### Given instruction
Transcribe the listing word for word.

### Exercise data
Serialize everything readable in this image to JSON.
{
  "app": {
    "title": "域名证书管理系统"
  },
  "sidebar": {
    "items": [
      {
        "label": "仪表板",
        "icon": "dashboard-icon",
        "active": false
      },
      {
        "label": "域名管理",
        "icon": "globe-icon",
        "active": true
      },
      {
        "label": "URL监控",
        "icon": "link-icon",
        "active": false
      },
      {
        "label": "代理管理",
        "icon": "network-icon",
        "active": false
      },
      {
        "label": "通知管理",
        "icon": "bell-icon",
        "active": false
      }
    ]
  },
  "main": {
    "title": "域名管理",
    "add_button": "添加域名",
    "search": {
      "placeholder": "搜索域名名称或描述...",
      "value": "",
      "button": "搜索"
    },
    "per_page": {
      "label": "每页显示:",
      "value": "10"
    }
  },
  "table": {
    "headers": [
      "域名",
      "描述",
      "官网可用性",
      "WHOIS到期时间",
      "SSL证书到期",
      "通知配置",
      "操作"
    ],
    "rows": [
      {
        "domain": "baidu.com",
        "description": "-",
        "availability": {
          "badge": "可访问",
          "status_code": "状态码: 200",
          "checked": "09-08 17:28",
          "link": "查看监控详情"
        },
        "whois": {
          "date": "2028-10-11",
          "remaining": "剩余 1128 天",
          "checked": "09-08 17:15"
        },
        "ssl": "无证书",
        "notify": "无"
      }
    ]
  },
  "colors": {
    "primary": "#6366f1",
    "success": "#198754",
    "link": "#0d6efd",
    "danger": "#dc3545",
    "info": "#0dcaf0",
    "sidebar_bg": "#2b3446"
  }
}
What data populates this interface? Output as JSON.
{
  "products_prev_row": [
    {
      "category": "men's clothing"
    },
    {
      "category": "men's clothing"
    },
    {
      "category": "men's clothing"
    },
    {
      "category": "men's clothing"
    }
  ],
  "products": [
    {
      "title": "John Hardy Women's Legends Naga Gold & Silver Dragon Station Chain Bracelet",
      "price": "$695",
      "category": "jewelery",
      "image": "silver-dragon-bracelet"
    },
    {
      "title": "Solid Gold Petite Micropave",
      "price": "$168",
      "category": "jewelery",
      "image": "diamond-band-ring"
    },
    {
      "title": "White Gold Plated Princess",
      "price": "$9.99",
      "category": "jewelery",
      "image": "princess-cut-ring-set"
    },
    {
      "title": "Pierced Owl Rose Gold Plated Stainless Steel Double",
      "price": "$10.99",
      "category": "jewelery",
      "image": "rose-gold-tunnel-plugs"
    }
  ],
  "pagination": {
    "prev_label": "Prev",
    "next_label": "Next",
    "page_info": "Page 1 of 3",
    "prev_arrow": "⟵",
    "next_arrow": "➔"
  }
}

### Exercise response
Serialize everything readable in this image to JSON.
{
  "app": {
    "title": "域名证书管理系统"
  },
  "sidebar": {
    "items": [
      {
        "label": "仪表板",
        "icon": "dashboard-icon",
        "active": false
      },
      {
        "label": "域名管理",
        "icon": "globe-icon",
        "active": true
      },
      {
        "label": "URL监控",
        "icon": "link-icon",
        "active": false
      },
      {
        "label": "代理管理",
        "icon": "network-icon",
        "active": false
      },
      {
        "label": "通知管理",
        "icon": "bell-icon",
        "active": false
      }
    ]
  },
  "main": {
    "title": "域名管理",
    "add_button": "添加域名",
    "search": {
      "placeholder": "搜索域名名称或描述...",
      "value": "",
      "button": "搜索"
    },
    "per_page": {
      "label": "每页显示:",
      "value": "10"
    }
  },
  "table": {
    "headers": [
      "域名",
      "描述",
      "官网可用性",
      "WHOIS到期时间",
      "SSL证书到期",
      "通知配置",
      "操作"
    ],
    "rows": [
      {
        "domain": "baidu.com",
        "description": "-",
        "availability": {
          "badge": "可访问",
          "status_code": "状态码: 200",
          "checked": "09-08 17:28",
          "link": "查看监控详情"
        },
        "whois": {
          "date": "2028-10-11",
          "remaining": "剩余 1128 天",
          "checked": "09-08 17:15"
        },
        "ssl": "无证书",
        "notify": "无"
      }
    ]
  },
  "colors": {
    "primary": "#6366f1",
    "success": "#198754",
    "link": "#0d6efd",
    "danger": "#dc3545",
    "info": "#0dcaf0",
    "sidebar_bg": "#2b3446"
  }
}
What data populates this interface? Output as JSON.
{
  "products_prev_row": [
    {
      "category": "men's clothing"
    },
    {
      "category": "men's clothing"
    },
    {
      "category": "men's clothing"
    },
    {
      "category": "men's clothing"
    }
  ],
  "products": [
    {
      "title": "John Hardy Women's Legends Naga Gold & Silver Dragon Station Chain Bracelet",
      "price": "$695",
      "category": "jewelery",
      "image": "silver-dragon-bracelet"
    },
    {
      "title": "Solid Gold Petite Micropave",
      "price": "$168",
      "category": "jewelery",
      "image": "diamond-band-ring"
    },
    {
      "title": "White Gold Plated Princess",
      "price": "$9.99",
      "category": "jewelery",
      "image": "princess-cut-ring-set"
    },
    {
      "title": "Pierced Owl Rose Gold Plated Stainless Steel Double",
      "price": "$10.99",
      "category": "jewelery",
      "image": "rose-gold-tunnel-plugs"
    }
  ],
  "pagination": {
    "prev_label": "Prev",
    "next_label": "Next",
    "page_info": "Page 1 of 3",
    "prev_arrow": "⟵",
    "next_arrow": "➔"
  }
}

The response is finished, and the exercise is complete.